RECORDS SHOWN below:

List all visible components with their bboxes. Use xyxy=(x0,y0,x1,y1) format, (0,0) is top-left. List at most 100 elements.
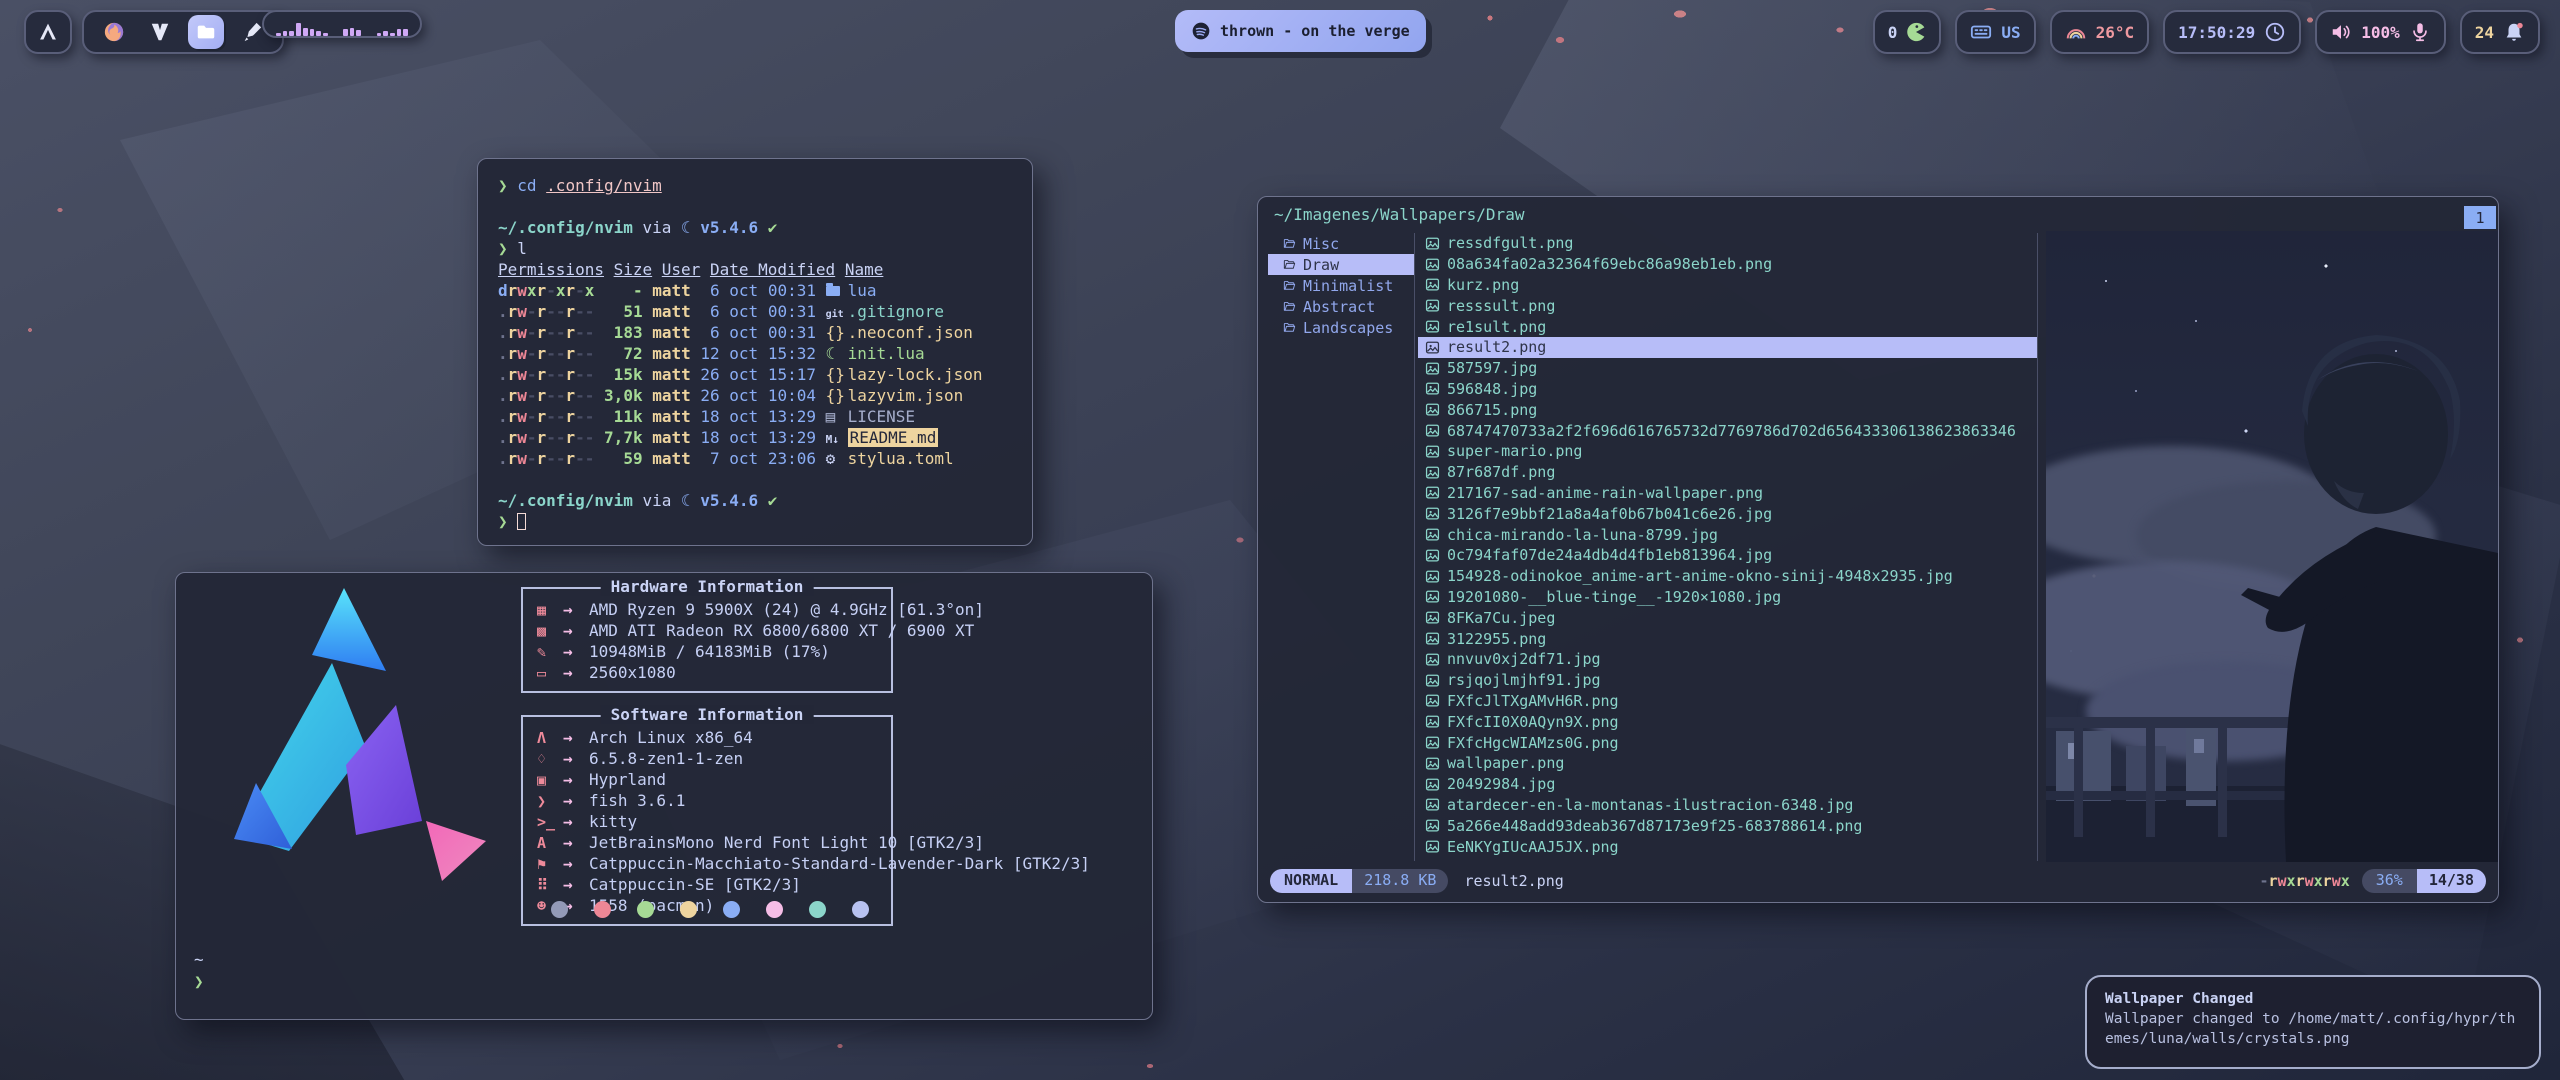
file-row[interactable]: wallpaper.png xyxy=(1418,753,2037,774)
sidebar-folder-minimalist[interactable]: Minimalist xyxy=(1268,275,1414,296)
image-file-icon xyxy=(1425,257,1440,272)
shell-prompt: ~ ❯ xyxy=(194,949,204,993)
file-row[interactable]: 8FKa7Cu.jpeg xyxy=(1418,607,2037,628)
image-file-icon xyxy=(1425,319,1440,334)
sidebar-folder-misc[interactable]: Misc xyxy=(1268,233,1414,254)
kernel-icon: ♢ xyxy=(537,750,563,768)
file-listing-row: .rw-r--r-- 59 matt 7 oct 23:06 ⚙stylua.t… xyxy=(498,448,1012,469)
file-row[interactable]: 587597.jpg xyxy=(1418,358,2037,379)
file-row[interactable]: re1sult.png xyxy=(1418,316,2037,337)
file-row[interactable]: nnvuv0xj2df71.jpg xyxy=(1418,649,2037,670)
notification-popup[interactable]: Wallpaper Changed Wallpaper changed to /… xyxy=(2085,975,2541,1069)
file-name: 5a266e448add93deab367d87173e9f25-6837886… xyxy=(1447,817,1862,835)
terminal-line: ❯ xyxy=(498,511,1012,532)
cava-bar xyxy=(303,28,308,36)
image-file-icon xyxy=(1425,756,1440,771)
temperature: 26°C xyxy=(2096,23,2135,42)
file-row[interactable]: 68747470733a2f2f696d616765732d7769786d70… xyxy=(1418,420,2037,441)
file-permissions: -rwxrwxrwx xyxy=(2259,872,2349,890)
file-row[interactable]: 3122955.png xyxy=(1418,628,2037,649)
file-row[interactable]: rsjqojlmjhf91.jpg xyxy=(1418,670,2037,691)
launcher-button[interactable] xyxy=(24,10,72,54)
file-row[interactable]: EeNKYgIUcAAJ5JX.png xyxy=(1418,836,2037,857)
image-file-icon xyxy=(1425,402,1440,417)
file-row[interactable]: FXfcII0X0AQyn9X.png xyxy=(1418,711,2037,732)
file-name: rsjqojlmjhf91.jpg xyxy=(1447,671,1601,689)
image-file-icon xyxy=(1425,548,1440,563)
file-row[interactable]: 596848.jpg xyxy=(1418,379,2037,400)
folder-open-icon xyxy=(1282,237,1297,250)
cava-bar xyxy=(310,29,315,36)
display-icon: ▭ xyxy=(537,664,563,682)
hardware-info-box: Hardware Information ▦→AMD Ryzen 9 5900X… xyxy=(521,587,893,693)
file-row[interactable]: 217167-sad-anime-rain-wallpaper.png xyxy=(1418,483,2037,504)
file-row[interactable]: 154928-odinokoe_anime-art-anime-okno-sin… xyxy=(1418,566,2037,587)
file-row[interactable]: resssult.png xyxy=(1418,295,2037,316)
audio-visualizer xyxy=(262,10,422,38)
hardware-info-title: Hardware Information xyxy=(601,577,814,596)
terminal-line: Permissions Size User Date Modified Name xyxy=(498,259,1012,280)
notifications-module[interactable]: 24 xyxy=(2460,10,2540,54)
now-playing-widget[interactable]: thrown - on the verge xyxy=(1175,10,1426,52)
now-playing-text: thrown - on the verge xyxy=(1220,22,1410,40)
audio-module[interactable]: 100% xyxy=(2315,10,2446,54)
arrow-icon: → xyxy=(563,642,589,661)
file-manager-window: ~/Imagenes/Wallpapers/Draw 1 MiscDrawMin… xyxy=(1257,196,2499,903)
file-row[interactable]: super-mario.png xyxy=(1418,441,2037,462)
file-row[interactable]: FXfcJlTXgAMvH6R.png xyxy=(1418,691,2037,712)
file-row[interactable]: kurz.png xyxy=(1418,275,2037,296)
sidebar-folder-abstract[interactable]: Abstract xyxy=(1268,296,1414,317)
file-list: ressdfgult.png 08a634fa02a32364f69ebc86a9… xyxy=(1418,233,2037,857)
fetch-row: ▩→AMD ATI Radeon RX 6800/6800 XT / 6900 … xyxy=(537,620,891,641)
file-row[interactable]: ressdfgult.png xyxy=(1418,233,2037,254)
cava-bar xyxy=(323,33,328,36)
vim-icon xyxy=(149,21,171,43)
weather-module[interactable]: 26°C xyxy=(2050,10,2150,54)
file-row[interactable]: 08a634fa02a32364f69ebc86a98eb1eb.png xyxy=(1418,254,2037,275)
fetch-row: ⚑→Catppuccin-Macchiato-Standard-Lavender… xyxy=(537,853,891,874)
color-palette xyxy=(551,901,869,918)
file-name: resssult.png xyxy=(1447,297,1555,315)
file-listing-row: .rw-r--r-- 7,7k matt 18 oct 13:29 M↓READ… xyxy=(498,427,1012,448)
file-row[interactable]: 20492984.jpg xyxy=(1418,774,2037,795)
file-name: FXfcII0X0AQyn9X.png xyxy=(1447,713,1619,731)
clock-module[interactable]: 17:50:29 xyxy=(2163,10,2301,54)
file-row[interactable]: chica-mirando-la-luna-8799.jpg xyxy=(1418,524,2037,545)
file-row[interactable]: 3126f7e9bbf21a8a4af0b67b041c6e26.jpg xyxy=(1418,503,2037,524)
keyboard-layout-module[interactable]: US xyxy=(1955,10,2035,54)
sidebar-folder-draw[interactable]: Draw xyxy=(1268,254,1414,275)
mic-icon xyxy=(2409,21,2431,43)
workspace-folder[interactable] xyxy=(188,15,224,49)
image-file-icon xyxy=(1425,277,1440,292)
arrow-icon: → xyxy=(563,663,589,682)
workspace-vim[interactable] xyxy=(142,15,178,49)
file-name: ressdfgult.png xyxy=(1447,234,1573,252)
file-name: 596848.jpg xyxy=(1447,380,1537,398)
shell-icon: ❯ xyxy=(537,792,563,810)
updates-module[interactable]: 0 xyxy=(1873,10,1942,54)
prompt-path: ~ xyxy=(194,949,204,971)
file-name: 68747470733a2f2f696d616765732d7769786d70… xyxy=(1447,422,2016,440)
file-row[interactable]: 5a266e448add93deab367d87173e9f25-6837886… xyxy=(1418,815,2037,836)
file-row[interactable]: 87r687df.png xyxy=(1418,462,2037,483)
file-row[interactable]: result2.png xyxy=(1418,337,2037,358)
file-row[interactable]: atardecer-en-la-montanas-ilustracion-634… xyxy=(1418,795,2037,816)
file-row[interactable]: 0c794faf07de24a4db4d4fb1eb813964.jpg xyxy=(1418,545,2037,566)
clock-time: 17:50:29 xyxy=(2178,23,2255,42)
tab-badge[interactable]: 1 xyxy=(2464,206,2496,229)
sidebar-folder-landscapes[interactable]: Landscapes xyxy=(1268,317,1414,338)
arrow-icon: → xyxy=(563,728,589,747)
workspace-firefox[interactable] xyxy=(96,15,132,49)
software-info-title: Software Information xyxy=(601,705,814,724)
file-row[interactable]: FXfcHgcWIAMzs0G.png xyxy=(1418,732,2037,753)
file-row[interactable]: 19201080-__blue-tinge__-1920×1080.jpg xyxy=(1418,587,2037,608)
arrow-icon: → xyxy=(563,749,589,768)
image-file-icon xyxy=(1425,485,1440,500)
cava-bar xyxy=(350,28,355,36)
file-row[interactable]: 866715.png xyxy=(1418,399,2037,420)
arrow-icon: → xyxy=(563,791,589,810)
arrow-icon: → xyxy=(563,812,589,831)
image-file-icon xyxy=(1425,735,1440,750)
selected-file-name: README.md xyxy=(848,428,939,447)
spotify-icon xyxy=(1191,21,1211,41)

End of RECORDS SHOWN.

_WHAT IS REQUIRED_
Without the pictures, print all of the records exactly.

_OUTPUT FOR THIS TASK_
List all visible components with their bboxes. Use xyxy=(x0,y0,x1,y1) format, (0,0) is top-left. List at most 100 elements.
file-row[interactable]: wallpaper.png xyxy=(1418,753,2037,774)
sidebar-folder-minimalist[interactable]: Minimalist xyxy=(1268,275,1414,296)
image-file-icon xyxy=(1425,257,1440,272)
shell-prompt: ~ ❯ xyxy=(194,949,204,993)
file-row[interactable]: 8FKa7Cu.jpeg xyxy=(1418,607,2037,628)
image-file-icon xyxy=(1425,319,1440,334)
sidebar-folder-misc[interactable]: Misc xyxy=(1268,233,1414,254)
kernel-icon: ♢ xyxy=(537,750,563,768)
file-listing-row: .rw-r--r-- 59 matt 7 oct 23:06 ⚙stylua.t… xyxy=(498,448,1012,469)
file-row[interactable]: 587597.jpg xyxy=(1418,358,2037,379)
file-row[interactable]: re1sult.png xyxy=(1418,316,2037,337)
file-row[interactable]: nnvuv0xj2df71.jpg xyxy=(1418,649,2037,670)
notification-popup[interactable]: Wallpaper Changed Wallpaper changed to /… xyxy=(2085,975,2541,1069)
file-name: 5a266e448add93deab367d87173e9f25-6837886… xyxy=(1447,817,1862,835)
terminal-line: ❯ xyxy=(498,511,1012,532)
cava-bar xyxy=(303,28,308,36)
image-file-icon xyxy=(1425,756,1440,771)
temperature: 26°C xyxy=(2096,23,2135,42)
file-row[interactable]: 68747470733a2f2f696d616765732d7769786d70… xyxy=(1418,420,2037,441)
file-permissions: -rwxrwxrwx xyxy=(2259,872,2349,890)
file-row[interactable]: 3122955.png xyxy=(1418,628,2037,649)
file-row[interactable]: rsjqojlmjhf91.jpg xyxy=(1418,670,2037,691)
launcher-button[interactable] xyxy=(24,10,72,54)
file-row[interactable]: EeNKYgIUcAAJ5JX.png xyxy=(1418,836,2037,857)
image-file-icon xyxy=(1425,402,1440,417)
file-row[interactable]: FXfcII0X0AQyn9X.png xyxy=(1418,711,2037,732)
file-name: rsjqojlmjhf91.jpg xyxy=(1447,671,1601,689)
image-file-icon xyxy=(1425,548,1440,563)
file-row[interactable]: 596848.jpg xyxy=(1418,379,2037,400)
folder-open-icon xyxy=(1282,237,1297,250)
cava-bar xyxy=(310,29,315,36)
display-icon: ▭ xyxy=(537,664,563,682)
hardware-info-box: Hardware Information ▦→AMD Ryzen 9 5900X… xyxy=(521,587,893,693)
file-row[interactable]: 217167-sad-anime-rain-wallpaper.png xyxy=(1418,483,2037,504)
file-row[interactable]: 154928-odinokoe_anime-art-anime-okno-sin… xyxy=(1418,566,2037,587)
file-row[interactable]: resssult.png xyxy=(1418,295,2037,316)
audio-visualizer xyxy=(262,10,422,38)
hardware-info-title: Hardware Information xyxy=(601,577,814,596)
terminal-line: Permissions Size User Date Modified Name xyxy=(498,259,1012,280)
notifications-module[interactable]: 24 xyxy=(2460,10,2540,54)
now-playing-widget[interactable]: thrown - on the verge xyxy=(1175,10,1426,52)
now-playing-text: thrown - on the verge xyxy=(1220,22,1410,40)
audio-module[interactable]: 100% xyxy=(2315,10,2446,54)
arrow-icon: → xyxy=(563,642,589,661)
file-manager-window: ~/Imagenes/Wallpapers/Draw 1 MiscDrawMin… xyxy=(1257,196,2499,903)
file-row[interactable]: super-mario.png xyxy=(1418,441,2037,462)
file-row[interactable]: FXfcJlTXgAMvH6R.png xyxy=(1418,691,2037,712)
file-row[interactable]: kurz.png xyxy=(1418,275,2037,296)
sidebar-folder-abstract[interactable]: Abstract xyxy=(1268,296,1414,317)
file-list: ressdfgult.png 08a634fa02a32364f69ebc86a9… xyxy=(1418,233,2037,857)
fetch-row: ▩→AMD ATI Radeon RX 6800/6800 XT / 6900 … xyxy=(537,620,891,641)
file-row[interactable]: ressdfgult.png xyxy=(1418,233,2037,254)
cava-bar xyxy=(323,33,328,36)
vim-icon xyxy=(149,21,171,43)
weather-module[interactable]: 26°C xyxy=(2050,10,2150,54)
file-row[interactable]: 08a634fa02a32364f69ebc86a98eb1eb.png xyxy=(1418,254,2037,275)
fetch-row: ⚑→Catppuccin-Macchiato-Standard-Lavender… xyxy=(537,853,891,874)
color-palette xyxy=(551,901,869,918)
file-name: resssult.png xyxy=(1447,297,1555,315)
file-listing-row: .rw-r--r-- 7,7k matt 18 oct 13:29 M↓READ… xyxy=(498,427,1012,448)
file-row[interactable]: 20492984.jpg xyxy=(1418,774,2037,795)
file-name: FXfcII0X0AQyn9X.png xyxy=(1447,713,1619,731)
clock-module[interactable]: 17:50:29 xyxy=(2163,10,2301,54)
file-row[interactable]: chica-mirando-la-luna-8799.jpg xyxy=(1418,524,2037,545)
file-row[interactable]: 3126f7e9bbf21a8a4af0b67b041c6e26.jpg xyxy=(1418,503,2037,524)
keyboard-layout-module[interactable]: US xyxy=(1955,10,2035,54)
sidebar-folder-draw[interactable]: Draw xyxy=(1268,254,1414,275)
mic-icon xyxy=(2409,21,2431,43)
workspace-folder[interactable] xyxy=(188,15,224,49)
image-file-icon xyxy=(1425,277,1440,292)
arrow-icon: → xyxy=(563,663,589,682)
workspace-vim[interactable] xyxy=(142,15,178,49)
file-name: ressdfgult.png xyxy=(1447,234,1573,252)
file-name: 596848.jpg xyxy=(1447,380,1537,398)
shell-icon: ❯ xyxy=(537,792,563,810)
updates-module[interactable]: 0 xyxy=(1873,10,1942,54)
prompt-path: ~ xyxy=(194,949,204,971)
file-name: 68747470733a2f2f696d616765732d7769786d70… xyxy=(1447,422,2016,440)
file-row[interactable]: 5a266e448add93deab367d87173e9f25-6837886… xyxy=(1418,815,2037,836)
file-row[interactable]: 87r687df.png xyxy=(1418,462,2037,483)
file-row[interactable]: result2.png xyxy=(1418,337,2037,358)
file-row[interactable]: atardecer-en-la-montanas-ilustracion-634… xyxy=(1418,795,2037,816)
file-row[interactable]: 0c794faf07de24a4db4d4fb1eb813964.jpg xyxy=(1418,545,2037,566)
clock-time: 17:50:29 xyxy=(2178,23,2255,42)
tab-badge[interactable]: 1 xyxy=(2464,206,2496,229)
sidebar-folder-landscapes[interactable]: Landscapes xyxy=(1268,317,1414,338)
arrow-icon: → xyxy=(563,728,589,747)
workspace-firefox[interactable] xyxy=(96,15,132,49)
software-info-title: Software Information xyxy=(601,705,814,724)
file-row[interactable]: FXfcHgcWIAMzs0G.png xyxy=(1418,732,2037,753)
file-row[interactable]: 19201080-__blue-tinge__-1920×1080.jpg xyxy=(1418,587,2037,608)
arrow-icon: → xyxy=(563,749,589,768)
image-file-icon xyxy=(1425,485,1440,500)
cava-bar xyxy=(350,28,355,36)
file-row[interactable]: 866715.png xyxy=(1418,399,2037,420)
arrow-icon: → xyxy=(563,791,589,810)
arrow-icon: → xyxy=(563,812,589,831)
image-file-icon xyxy=(1425,735,1440,750)
selected-file-name: README.md xyxy=(848,428,939,447)
spotify-icon xyxy=(1191,21,1211,41)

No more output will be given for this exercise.